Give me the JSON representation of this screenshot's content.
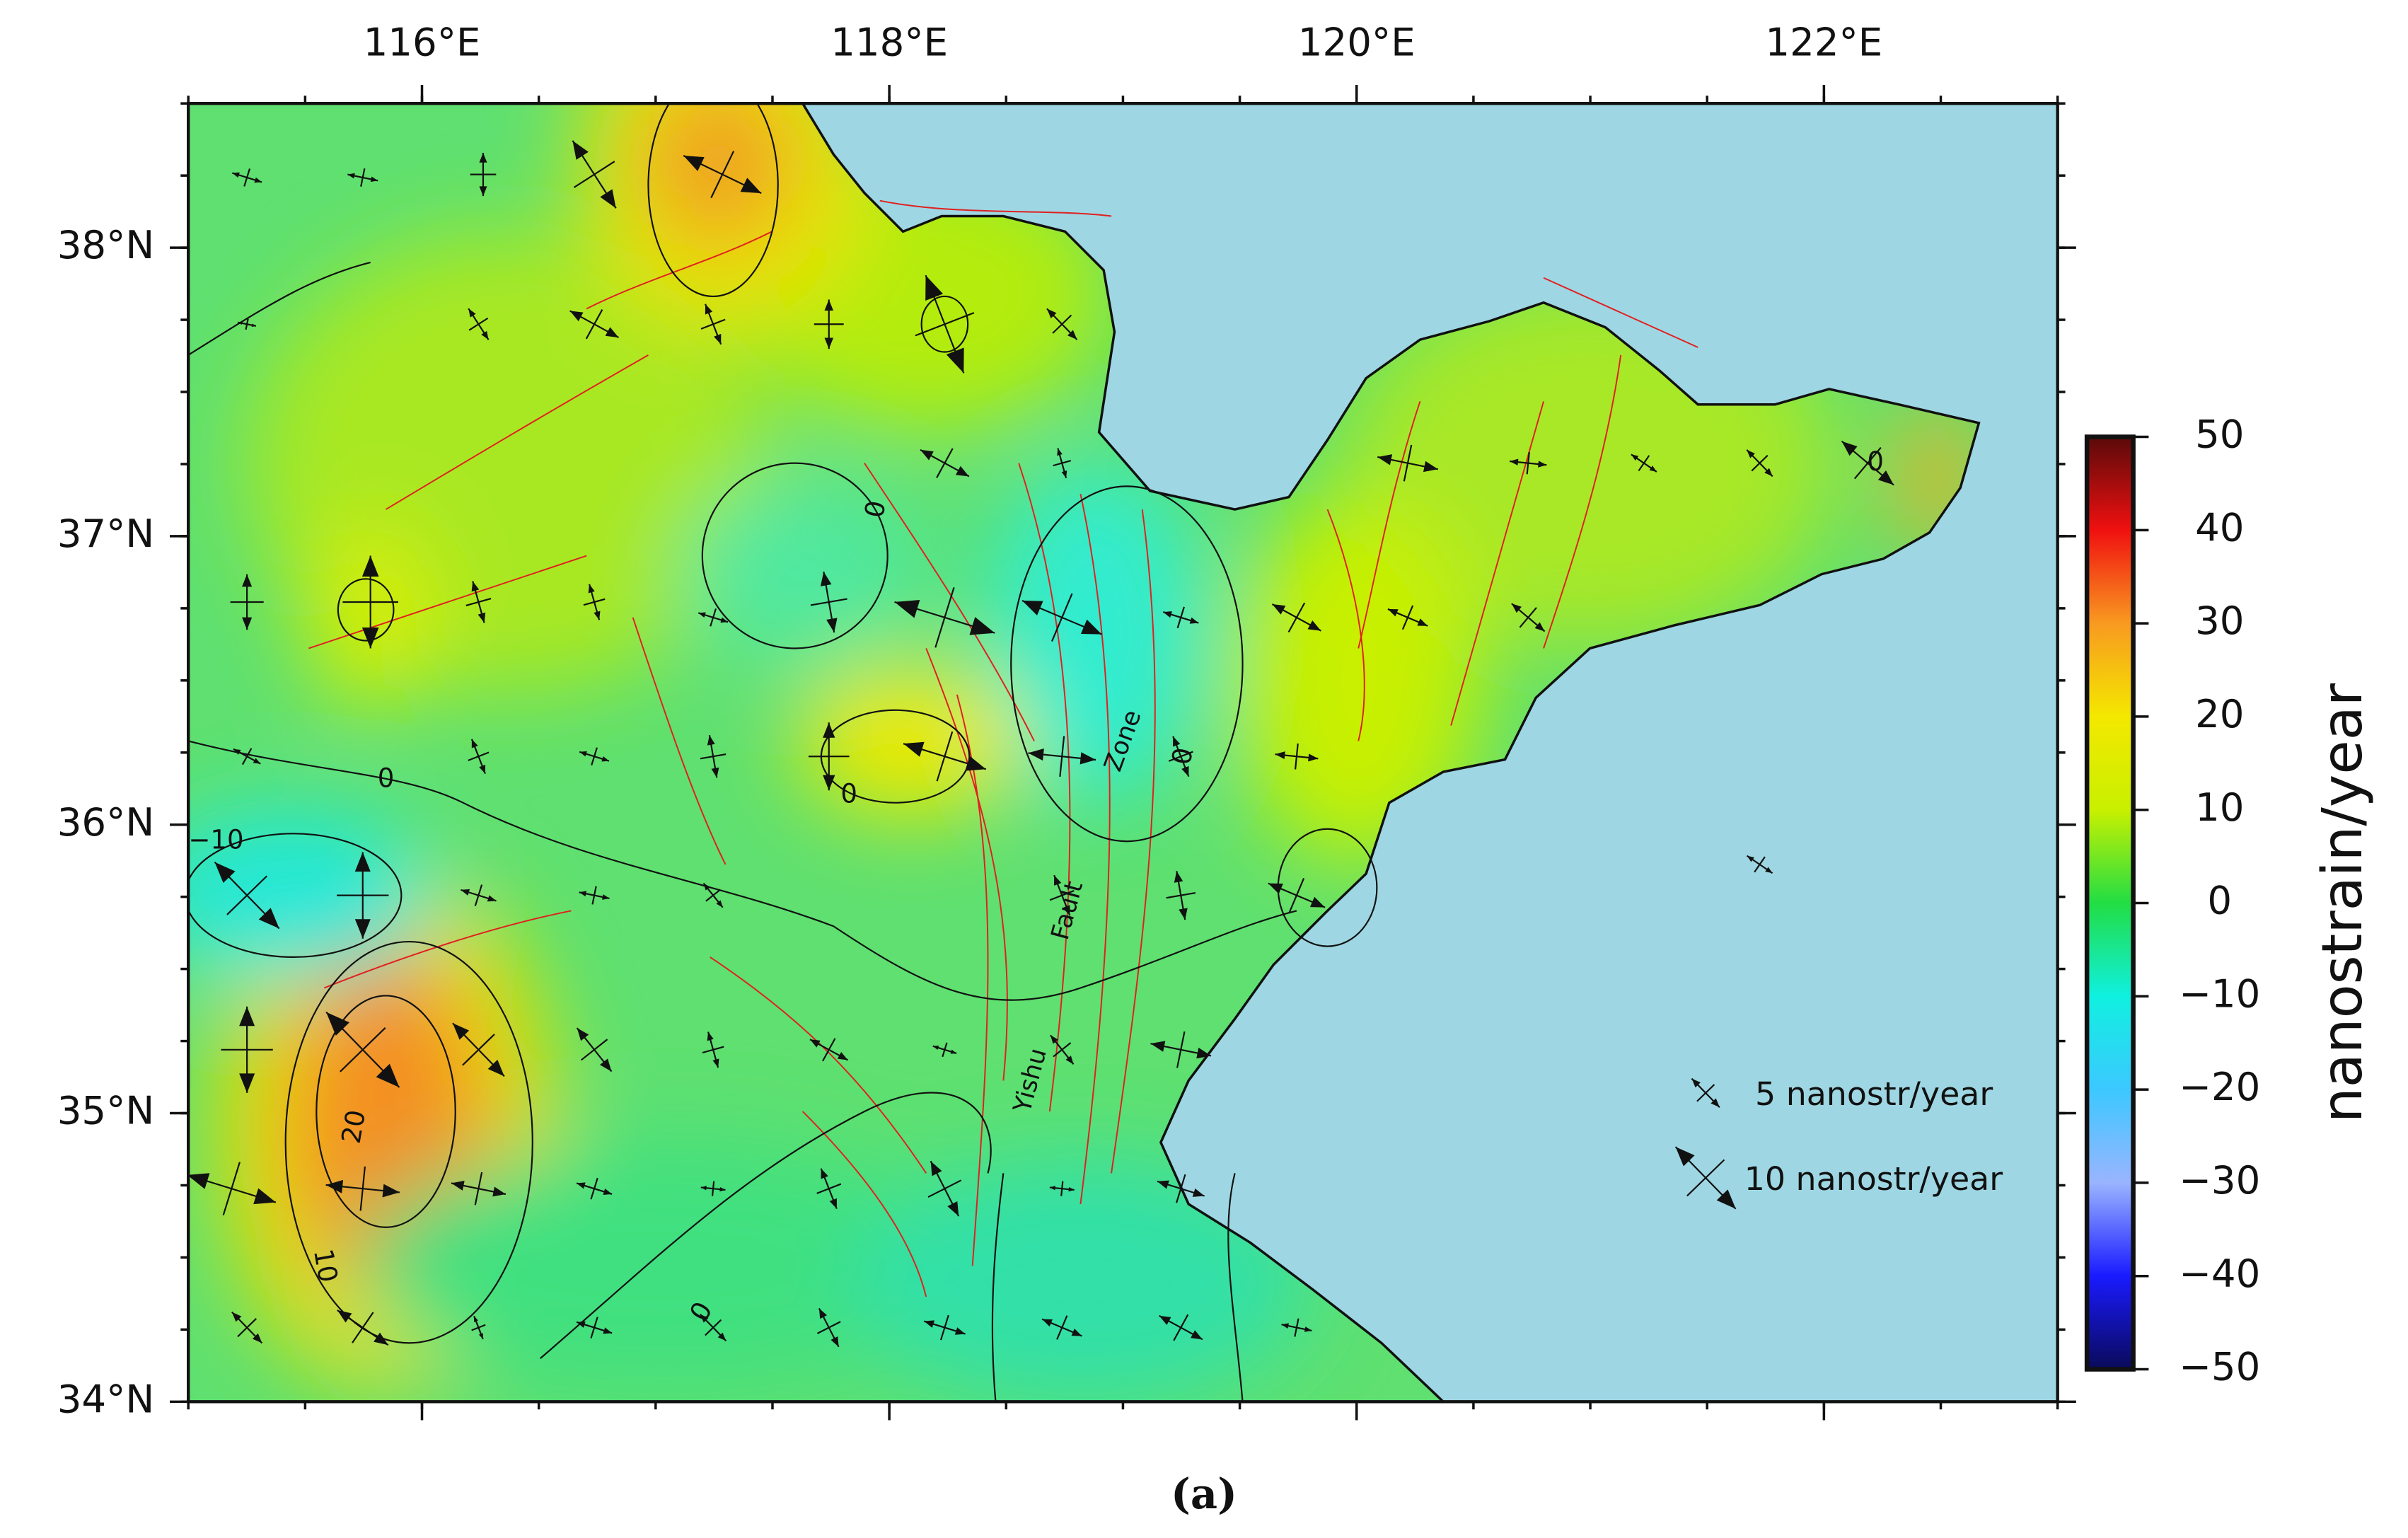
{
  "map": {
    "xlim": [
      115,
      123
    ],
    "ylim": [
      34,
      38.5
    ],
    "xticks": [
      {
        "value": 116,
        "label": "116°E"
      },
      {
        "value": 118,
        "label": "118°E"
      },
      {
        "value": 120,
        "label": "120°E"
      },
      {
        "value": 122,
        "label": "122°E"
      }
    ],
    "yticks": [
      {
        "value": 34,
        "label": "34°N"
      },
      {
        "value": 35,
        "label": "35°N"
      },
      {
        "value": 36,
        "label": "36°N"
      },
      {
        "value": 37,
        "label": "37°N"
      },
      {
        "value": 38,
        "label": "38°N"
      }
    ],
    "colorbar": {
      "label": "nanostrain/year",
      "clim": [
        -50,
        50
      ],
      "ticks": [
        50,
        40,
        30,
        20,
        10,
        0,
        {
          "value": -10,
          "label": "−10"
        },
        {
          "value": -20,
          "label": "−20"
        },
        {
          "value": -30,
          "label": "−30"
        },
        {
          "value": -40,
          "label": "−40"
        },
        {
          "value": -50,
          "label": "−50"
        }
      ]
    },
    "legend": [
      "5 nanostr/year",
      "10 nanostr/year"
    ],
    "contour_labels": [
      "0",
      "0",
      "−10",
      "20",
      "10",
      "0",
      "0",
      "0",
      "0"
    ],
    "fault_labels": [
      "Yishu",
      "Fault",
      "Zone"
    ]
  },
  "caption": "(a)"
}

━━━━━━━━━━━━━━━━━━━━━━━━━━━━━━

Keep the pictures out of your copy, and repeat every entry above exactly.

Give me the JSON representation of this screenshot's content.
{
  "map": {
    "xlim": [
      115,
      123
    ],
    "ylim": [
      34,
      38.5
    ],
    "xticks": [
      {
        "value": 116,
        "label": "116°E"
      },
      {
        "value": 118,
        "label": "118°E"
      },
      {
        "value": 120,
        "label": "120°E"
      },
      {
        "value": 122,
        "label": "122°E"
      }
    ],
    "yticks": [
      {
        "value": 34,
        "label": "34°N"
      },
      {
        "value": 35,
        "label": "35°N"
      },
      {
        "value": 36,
        "label": "36°N"
      },
      {
        "value": 37,
        "label": "37°N"
      },
      {
        "value": 38,
        "label": "38°N"
      }
    ],
    "colorbar": {
      "label": "nanostrain/year",
      "clim": [
        -50,
        50
      ],
      "ticks": [
        50,
        40,
        30,
        20,
        10,
        0,
        {
          "value": -10,
          "label": "−10"
        },
        {
          "value": -20,
          "label": "−20"
        },
        {
          "value": -30,
          "label": "−30"
        },
        {
          "value": -40,
          "label": "−40"
        },
        {
          "value": -50,
          "label": "−50"
        }
      ]
    },
    "legend": [
      "5 nanostr/year",
      "10 nanostr/year"
    ],
    "contour_labels": [
      "0",
      "0",
      "−10",
      "20",
      "10",
      "0",
      "0",
      "0",
      "0"
    ],
    "fault_labels": [
      "Yishu",
      "Fault",
      "Zone"
    ]
  },
  "caption": "(a)"
}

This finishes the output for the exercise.